◆ The problem: Across the entries below, how many lines contain the word "plaatsen"? Give the number alone.

◆ Information given:
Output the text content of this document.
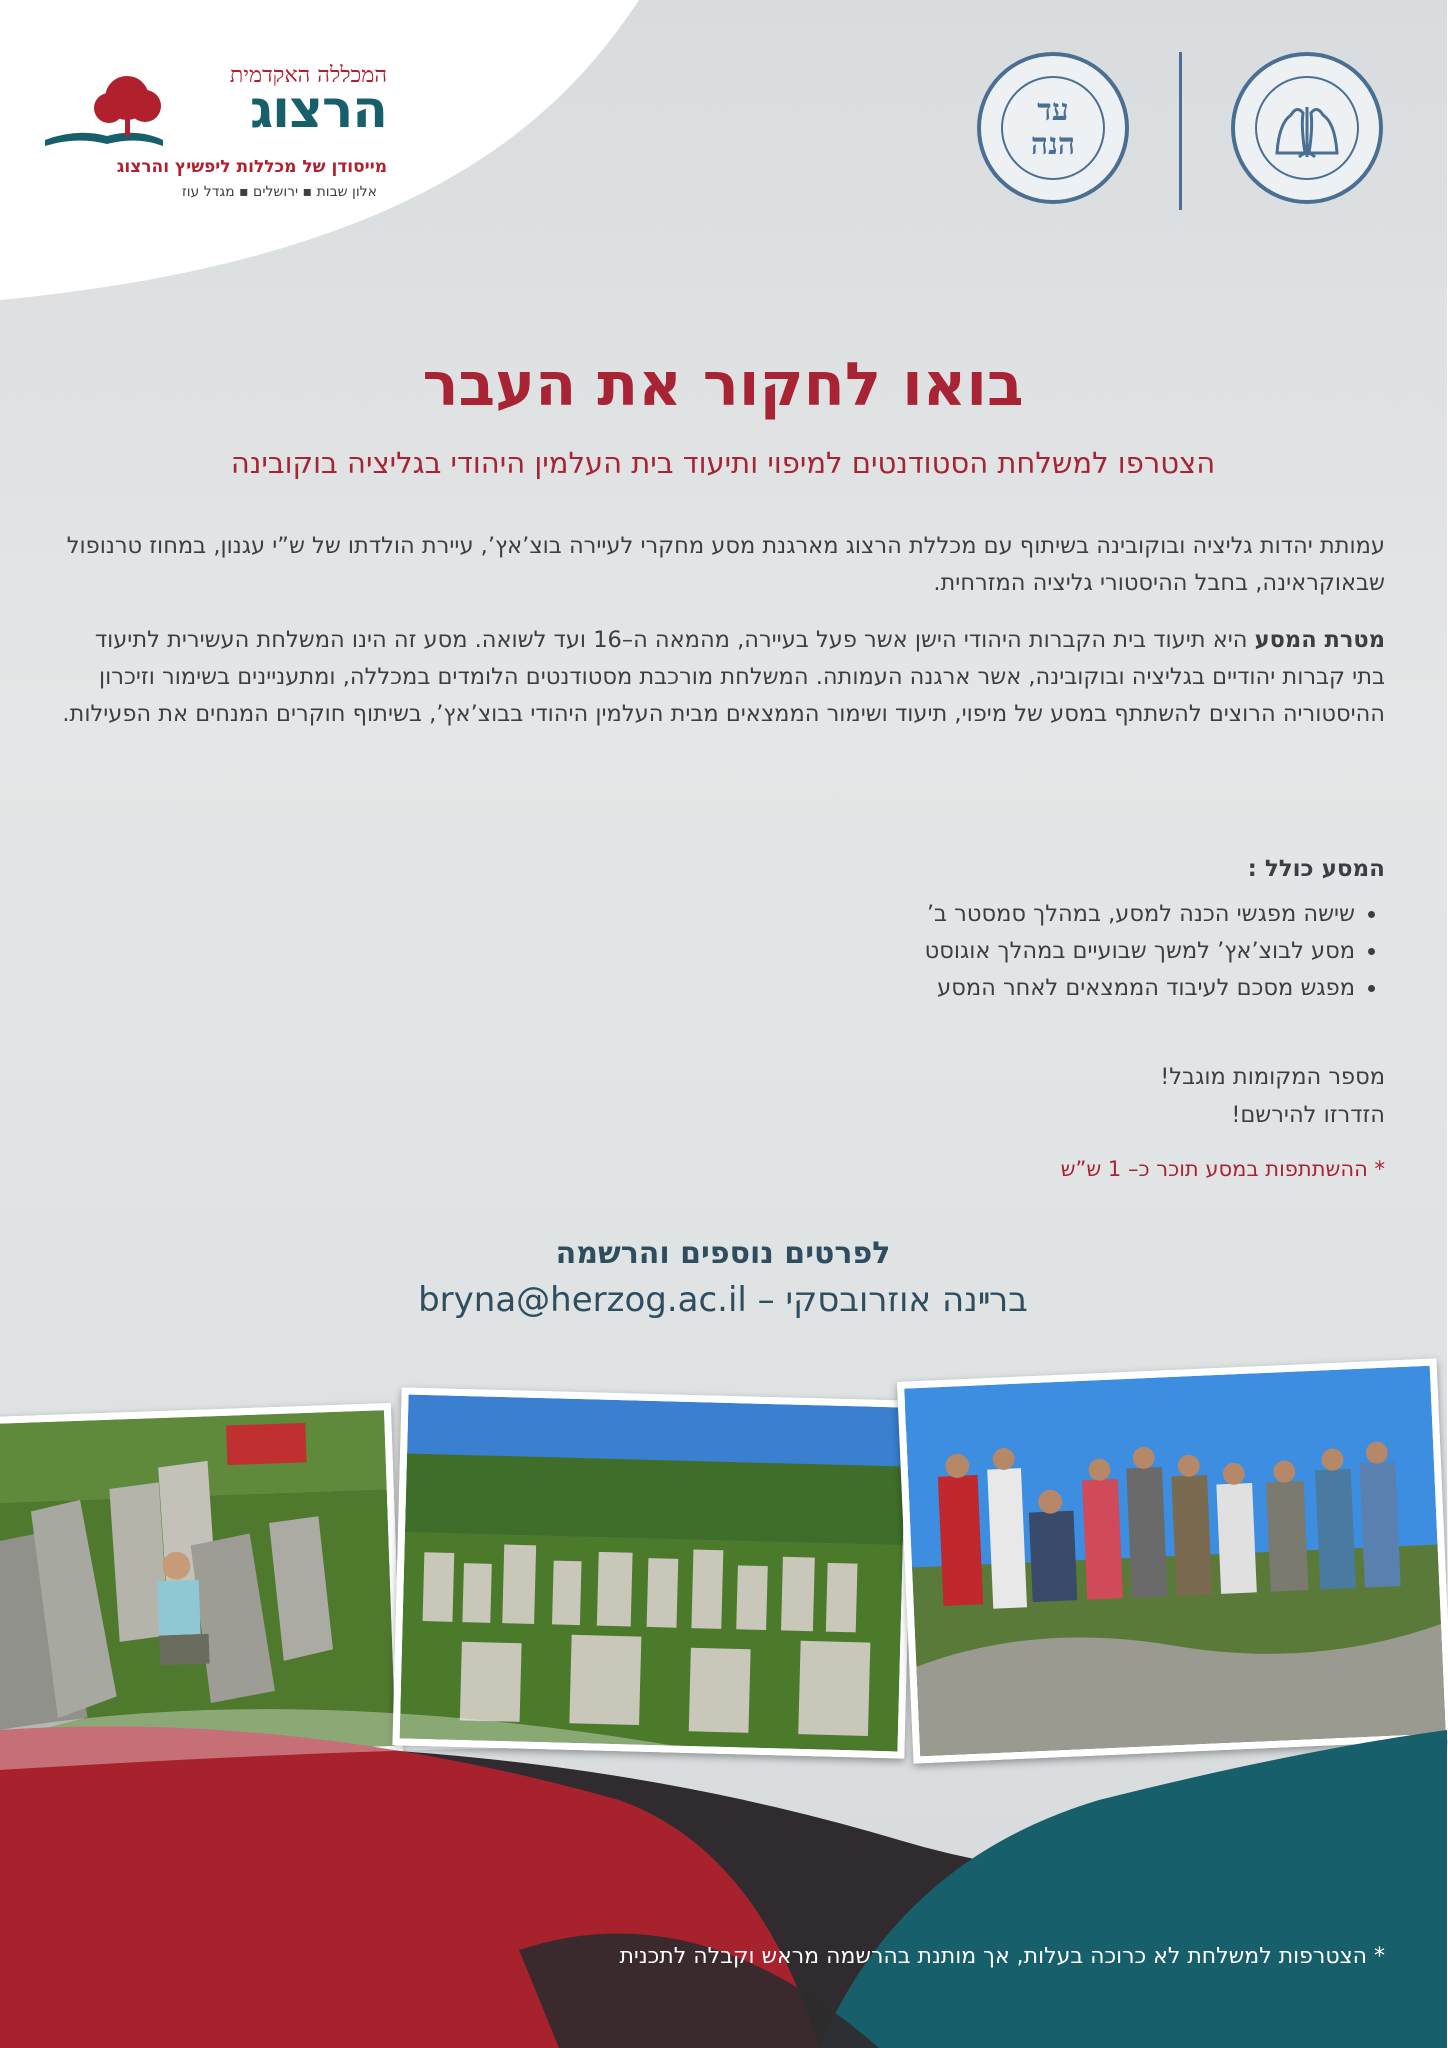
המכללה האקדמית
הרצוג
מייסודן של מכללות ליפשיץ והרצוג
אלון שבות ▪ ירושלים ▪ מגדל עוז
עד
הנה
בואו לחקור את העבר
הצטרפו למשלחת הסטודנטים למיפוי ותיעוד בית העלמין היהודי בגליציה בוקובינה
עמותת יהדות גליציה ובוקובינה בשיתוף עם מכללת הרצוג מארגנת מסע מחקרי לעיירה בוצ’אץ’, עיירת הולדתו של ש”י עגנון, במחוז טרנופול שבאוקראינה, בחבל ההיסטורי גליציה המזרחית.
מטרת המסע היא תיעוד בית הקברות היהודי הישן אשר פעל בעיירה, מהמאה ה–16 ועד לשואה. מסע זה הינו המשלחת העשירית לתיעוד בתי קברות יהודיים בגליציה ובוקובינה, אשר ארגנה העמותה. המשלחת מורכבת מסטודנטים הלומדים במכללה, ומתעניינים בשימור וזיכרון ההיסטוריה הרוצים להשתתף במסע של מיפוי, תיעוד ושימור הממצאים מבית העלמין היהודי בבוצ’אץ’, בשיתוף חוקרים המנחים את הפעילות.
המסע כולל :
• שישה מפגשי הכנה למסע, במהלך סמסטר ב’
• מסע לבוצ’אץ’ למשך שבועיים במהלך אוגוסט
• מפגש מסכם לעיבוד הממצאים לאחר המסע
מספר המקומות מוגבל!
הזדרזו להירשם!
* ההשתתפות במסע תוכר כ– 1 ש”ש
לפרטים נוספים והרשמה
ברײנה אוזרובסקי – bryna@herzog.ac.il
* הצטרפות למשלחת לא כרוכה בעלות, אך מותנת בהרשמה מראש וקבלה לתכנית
==
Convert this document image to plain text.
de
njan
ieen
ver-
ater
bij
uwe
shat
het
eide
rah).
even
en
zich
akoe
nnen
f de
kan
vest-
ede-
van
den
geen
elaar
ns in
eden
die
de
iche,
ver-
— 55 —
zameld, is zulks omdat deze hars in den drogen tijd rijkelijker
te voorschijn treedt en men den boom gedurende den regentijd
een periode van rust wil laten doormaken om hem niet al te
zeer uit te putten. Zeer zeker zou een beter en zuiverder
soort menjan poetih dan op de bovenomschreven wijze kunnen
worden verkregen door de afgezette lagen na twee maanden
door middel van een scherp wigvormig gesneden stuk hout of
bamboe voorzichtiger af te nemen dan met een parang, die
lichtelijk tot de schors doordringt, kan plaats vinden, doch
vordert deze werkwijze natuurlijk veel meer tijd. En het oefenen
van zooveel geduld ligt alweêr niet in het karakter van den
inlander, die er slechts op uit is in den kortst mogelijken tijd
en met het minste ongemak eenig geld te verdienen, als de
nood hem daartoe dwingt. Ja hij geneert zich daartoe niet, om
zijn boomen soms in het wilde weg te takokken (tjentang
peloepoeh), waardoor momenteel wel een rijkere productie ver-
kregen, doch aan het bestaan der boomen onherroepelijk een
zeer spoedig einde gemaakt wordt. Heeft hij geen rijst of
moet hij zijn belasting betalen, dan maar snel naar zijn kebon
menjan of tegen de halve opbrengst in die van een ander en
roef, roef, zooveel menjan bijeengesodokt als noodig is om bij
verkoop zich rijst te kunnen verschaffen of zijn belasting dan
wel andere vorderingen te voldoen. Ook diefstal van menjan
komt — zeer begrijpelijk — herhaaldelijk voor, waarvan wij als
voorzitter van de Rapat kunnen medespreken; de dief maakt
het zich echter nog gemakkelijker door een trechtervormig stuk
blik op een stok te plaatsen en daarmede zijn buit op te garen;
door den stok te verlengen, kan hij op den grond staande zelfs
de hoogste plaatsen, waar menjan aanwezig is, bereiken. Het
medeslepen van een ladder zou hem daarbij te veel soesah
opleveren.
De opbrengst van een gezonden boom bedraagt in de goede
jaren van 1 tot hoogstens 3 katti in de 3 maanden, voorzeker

◆ Output below: 2